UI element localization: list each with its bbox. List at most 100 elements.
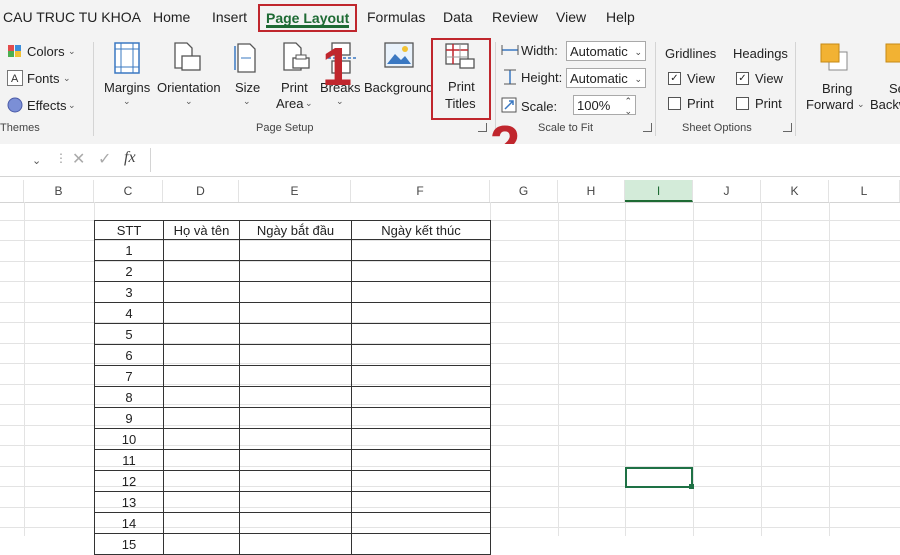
cell[interactable] [163,302,240,324]
column-header-selected[interactable]: I [625,180,693,202]
cell[interactable] [163,365,240,387]
cell[interactable] [163,428,240,450]
cell[interactable] [163,512,240,534]
column-header[interactable]: B [24,180,94,202]
menu-review[interactable]: Review [492,9,538,25]
active-cell[interactable] [625,467,694,489]
menu-home[interactable]: Home [153,9,190,25]
cell[interactable] [351,449,491,471]
spin-down-icon[interactable]: ⌄ [624,101,632,121]
cell[interactable] [351,407,491,429]
cell[interactable] [239,260,352,282]
menu-formulas[interactable]: Formulas [367,9,425,25]
cell[interactable] [351,533,491,555]
cell[interactable] [163,281,240,303]
header-cell[interactable]: Ngày kết thúc [351,220,491,240]
menu-data[interactable]: Data [443,9,473,25]
stt-cell[interactable]: 9 [94,407,164,429]
cell[interactable] [163,239,240,261]
menu-help[interactable]: Help [606,9,635,25]
stt-cell[interactable]: 13 [94,491,164,513]
stt-cell[interactable]: 1 [94,239,164,261]
cell[interactable] [351,239,491,261]
stt-cell[interactable]: 8 [94,386,164,408]
menu-file-title[interactable]: CAU TRUC TU KHOA [3,9,141,25]
cell[interactable] [163,491,240,513]
select-all-corner[interactable] [0,180,24,202]
cell[interactable] [239,386,352,408]
cell[interactable] [351,428,491,450]
cell[interactable] [351,323,491,345]
cell[interactable] [351,344,491,366]
stt-cell[interactable]: 2 [94,260,164,282]
height-combo[interactable]: Automatic ⌄ [566,68,646,88]
stt-cell[interactable]: 5 [94,323,164,345]
cell[interactable] [239,491,352,513]
cell[interactable] [163,470,240,492]
cell[interactable] [163,323,240,345]
cell[interactable] [163,533,240,555]
cell[interactable] [351,302,491,324]
menu-page-layout[interactable]: Page Layout [258,4,358,32]
header-cell[interactable]: Họ và tên [163,220,240,240]
cell[interactable] [239,302,352,324]
column-header[interactable]: K [761,180,829,202]
cell[interactable] [239,470,352,492]
column-header[interactable]: E [239,180,351,202]
gridlines-view-checkbox[interactable]: ✓ [668,72,681,85]
stt-cell[interactable]: 14 [94,512,164,534]
cell[interactable] [239,239,352,261]
insert-function-icon[interactable]: fx [124,149,136,167]
stt-cell[interactable]: 4 [94,302,164,324]
name-box[interactable]: ⌄ [0,150,46,170]
cell[interactable] [351,281,491,303]
column-header[interactable]: L [829,180,900,202]
sheet-options-dialog-launcher-icon[interactable] [783,123,792,132]
cell[interactable] [239,533,352,555]
cell[interactable] [239,344,352,366]
cell[interactable] [351,260,491,282]
cell[interactable] [163,407,240,429]
column-header[interactable]: G [490,180,558,202]
column-header[interactable]: H [558,180,625,202]
cell[interactable] [239,323,352,345]
column-header[interactable]: D [163,180,239,202]
cell[interactable] [351,386,491,408]
stt-cell[interactable]: 12 [94,470,164,492]
cell[interactable] [239,428,352,450]
formula-input[interactable] [150,148,900,172]
cell[interactable] [239,449,352,471]
page-setup-dialog-launcher-icon[interactable] [478,123,487,132]
cell[interactable] [239,407,352,429]
column-header[interactable]: C [94,180,163,202]
cell[interactable] [351,491,491,513]
stt-cell[interactable]: 6 [94,344,164,366]
gridlines-print-checkbox[interactable] [668,97,681,110]
headings-view-checkbox[interactable]: ✓ [736,72,749,85]
stt-cell[interactable]: 7 [94,365,164,387]
enter-check-icon[interactable]: ✓ [98,149,111,169]
stt-cell[interactable]: 3 [94,281,164,303]
scale-to-fit-dialog-launcher-icon[interactable] [643,123,652,132]
cell[interactable] [239,365,352,387]
menu-insert[interactable]: Insert [212,9,247,25]
cell[interactable] [351,470,491,492]
fill-handle[interactable] [689,484,694,489]
header-cell[interactable]: STT [94,220,164,240]
cell[interactable] [163,344,240,366]
column-header[interactable]: J [693,180,761,202]
stt-cell[interactable]: 11 [94,449,164,471]
header-cell[interactable]: Ngày bắt đầu [239,220,352,240]
scale-spinner[interactable]: 100% ⌃ ⌄ [573,95,636,116]
menu-view[interactable]: View [556,9,586,25]
stt-cell[interactable]: 15 [94,533,164,555]
headings-print-checkbox[interactable] [736,97,749,110]
cell[interactable] [239,512,352,534]
cell[interactable] [163,260,240,282]
width-combo[interactable]: Automatic ⌄ [566,41,646,61]
cell[interactable] [163,449,240,471]
cell[interactable] [351,512,491,534]
cell[interactable] [239,281,352,303]
cancel-icon[interactable]: ✕ [72,149,85,169]
column-header[interactable]: F [351,180,490,202]
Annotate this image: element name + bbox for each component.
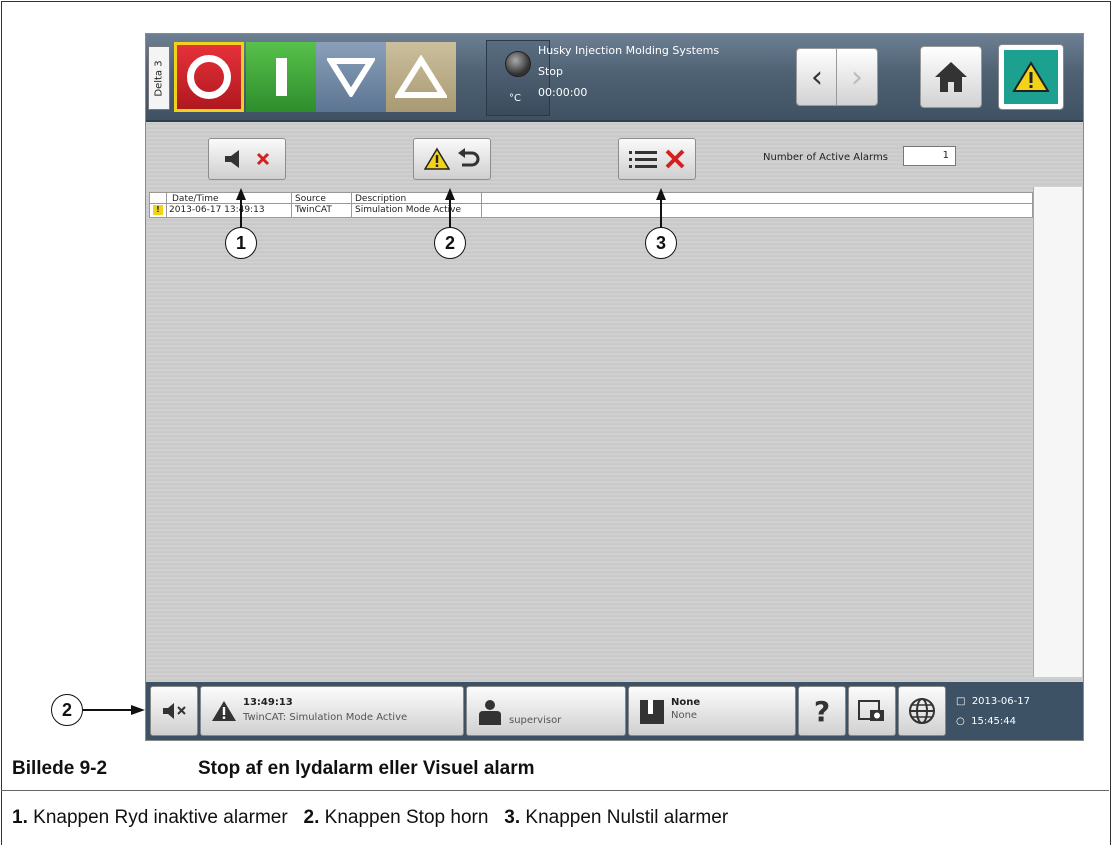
legend-item-2: Knappen Stop horn — [324, 807, 489, 828]
legend-number: 2. — [303, 807, 320, 828]
alarm-text: TwinCAT: Simulation Mode Active — [243, 712, 408, 723]
caption-divider — [1, 790, 1109, 791]
column-header-source[interactable]: Source — [295, 194, 326, 204]
home-icon — [935, 62, 967, 92]
callout-arrowhead — [131, 705, 145, 715]
forward-button[interactable]: › — [836, 48, 878, 106]
cycle-timer: 00:00:00 — [538, 86, 588, 99]
alarm-time: 13:49:13 — [243, 697, 293, 708]
warning-icon: ! — [153, 205, 163, 215]
current-date: 2013-06-17 — [971, 696, 1030, 707]
column-divider — [351, 193, 352, 217]
row-datetime: 2013-06-17 13:49:13 — [169, 205, 265, 215]
user-button[interactable]: supervisor — [466, 686, 626, 736]
callout-1: 1 — [225, 227, 257, 259]
callout-line — [240, 198, 242, 228]
user-icon — [479, 700, 501, 725]
callout-line — [660, 198, 662, 228]
alarm-table: Date/Time Source Description ! 2013-06-1… — [149, 192, 1033, 218]
calendar-icon: □ — [956, 696, 966, 707]
row-source: TwinCAT — [295, 205, 332, 215]
chevron-right-icon: › — [851, 59, 863, 95]
header-bar: Delta 3 °C Husky Injection Molding Syste… — [146, 34, 1083, 122]
status-footer: 13:49:13 TwinCAT: Simulation Mode Active… — [146, 682, 1083, 740]
screenshot-icon — [858, 700, 884, 721]
mold-detail: None — [671, 710, 698, 721]
back-button[interactable]: ‹ — [796, 48, 838, 106]
side-tab-label: Delta 3 — [153, 59, 165, 97]
reset-alarms-button[interactable] — [618, 138, 696, 180]
mold-name: None — [671, 697, 701, 708]
legend-item-1: Knappen Ryd inaktive alarmer — [33, 807, 288, 828]
column-divider — [166, 193, 167, 217]
close-icon — [256, 152, 270, 166]
callout-2-footer: 2 — [51, 694, 83, 726]
alarm-content: Number of Active Alarms 1 Date/Time Sour… — [146, 122, 1083, 682]
active-alarms-count: 1 — [903, 146, 956, 166]
latest-alarm-button[interactable]: 13:49:13 TwinCAT: Simulation Mode Active — [200, 686, 464, 736]
alarm-page-button-fill — [1004, 50, 1058, 104]
reset-arrow-icon — [458, 148, 480, 167]
down-button[interactable] — [316, 42, 386, 112]
user-name: supervisor — [509, 715, 562, 726]
column-header-description[interactable]: Description — [355, 194, 406, 204]
clear-inactive-alarms-button[interactable] — [208, 138, 286, 180]
callout-2: 2 — [434, 227, 466, 259]
scrollbar[interactable] — [1033, 187, 1082, 677]
date-time: □ 2013-06-17 ○ 15:45:44 — [956, 692, 1030, 732]
temperature-knob-icon — [505, 51, 531, 77]
triangle-down-icon — [327, 58, 375, 97]
legend-number: 3. — [504, 807, 521, 828]
machine-info: Husky Injection Molding Systems Stop 00:… — [538, 40, 788, 103]
stop-icon — [187, 55, 231, 99]
temperature-unit: °C — [509, 93, 521, 104]
column-header-datetime[interactable]: Date/Time — [172, 194, 219, 204]
stop-button[interactable] — [174, 42, 244, 112]
help-icon: ? — [813, 694, 831, 728]
company-name: Husky Injection Molding Systems — [538, 44, 720, 57]
callout-line — [449, 198, 451, 228]
alarm-page-button[interactable] — [998, 44, 1064, 110]
side-tab[interactable]: Delta 3 — [148, 46, 170, 110]
figure-label: Billede 9-2 — [12, 758, 108, 779]
warning-icon — [1012, 61, 1050, 92]
legend-number: 1. — [12, 807, 28, 828]
callout-3: 3 — [645, 227, 677, 259]
active-alarms-label: Number of Active Alarms — [763, 152, 888, 163]
mold-button[interactable]: None None — [628, 686, 796, 736]
globe-icon — [909, 698, 935, 724]
warning-icon — [212, 701, 236, 721]
figure-legend: 1. Knappen Ryd inaktive alarmer 2. Knapp… — [12, 807, 728, 829]
warning-icon — [424, 147, 450, 170]
callout-line — [83, 709, 133, 711]
up-button[interactable] — [386, 42, 456, 112]
figure-title: Stop af en lydalarm eller Visuel alarm — [198, 758, 535, 779]
machine-state: Stop — [538, 65, 564, 78]
current-time: 15:45:44 — [971, 716, 1017, 727]
legend-item-3: Knappen Nulstil alarmer — [525, 807, 729, 828]
close-icon — [665, 149, 685, 169]
home-button[interactable] — [920, 46, 982, 108]
run-icon — [275, 58, 287, 96]
chevron-left-icon: ‹ — [811, 59, 823, 95]
mute-button[interactable] — [150, 686, 198, 736]
screenshot-button[interactable] — [848, 686, 896, 736]
clock-icon: ○ — [956, 716, 965, 727]
mold-icon — [640, 700, 664, 724]
language-button[interactable] — [898, 686, 946, 736]
column-divider — [481, 193, 482, 217]
row-description: Simulation Mode Active — [355, 205, 462, 215]
stop-horn-button[interactable] — [413, 138, 491, 180]
table-header-divider — [150, 203, 1032, 204]
triangle-up-icon — [395, 55, 447, 98]
hmi-screen: Delta 3 °C Husky Injection Molding Syste… — [145, 33, 1084, 741]
help-button[interactable]: ? — [798, 686, 846, 736]
column-divider — [291, 193, 292, 217]
speaker-mute-icon — [163, 703, 186, 719]
list-icon — [629, 151, 657, 168]
run-button[interactable] — [246, 42, 316, 112]
speaker-icon — [225, 150, 239, 168]
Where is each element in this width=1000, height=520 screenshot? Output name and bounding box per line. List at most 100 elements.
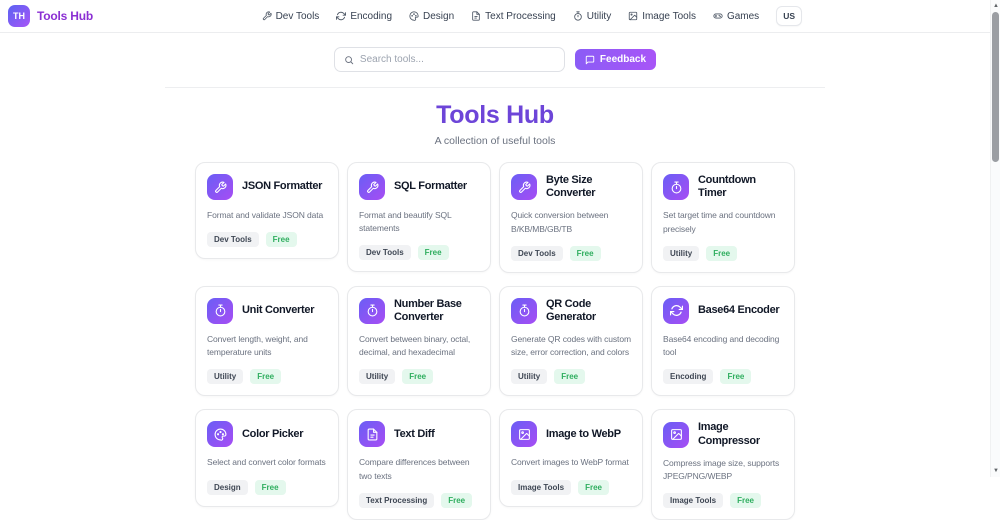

────

> [Written exercise] Reproduce the data verbatim, beginning with the line that contains "legend-item-2: Knappen Stop" and continuing through the line that contains "caption-divider — [1, 790, 1109, 791]", with both of those lines included.

> [Complete output]
legend-item-2: Knappen Stop horn — [324, 807, 489, 828]
legend-number: 2. — [303, 807, 320, 828]
alarm-text: TwinCAT: Simulation Mode Active — [243, 712, 408, 723]
caption-divider — [1, 790, 1109, 791]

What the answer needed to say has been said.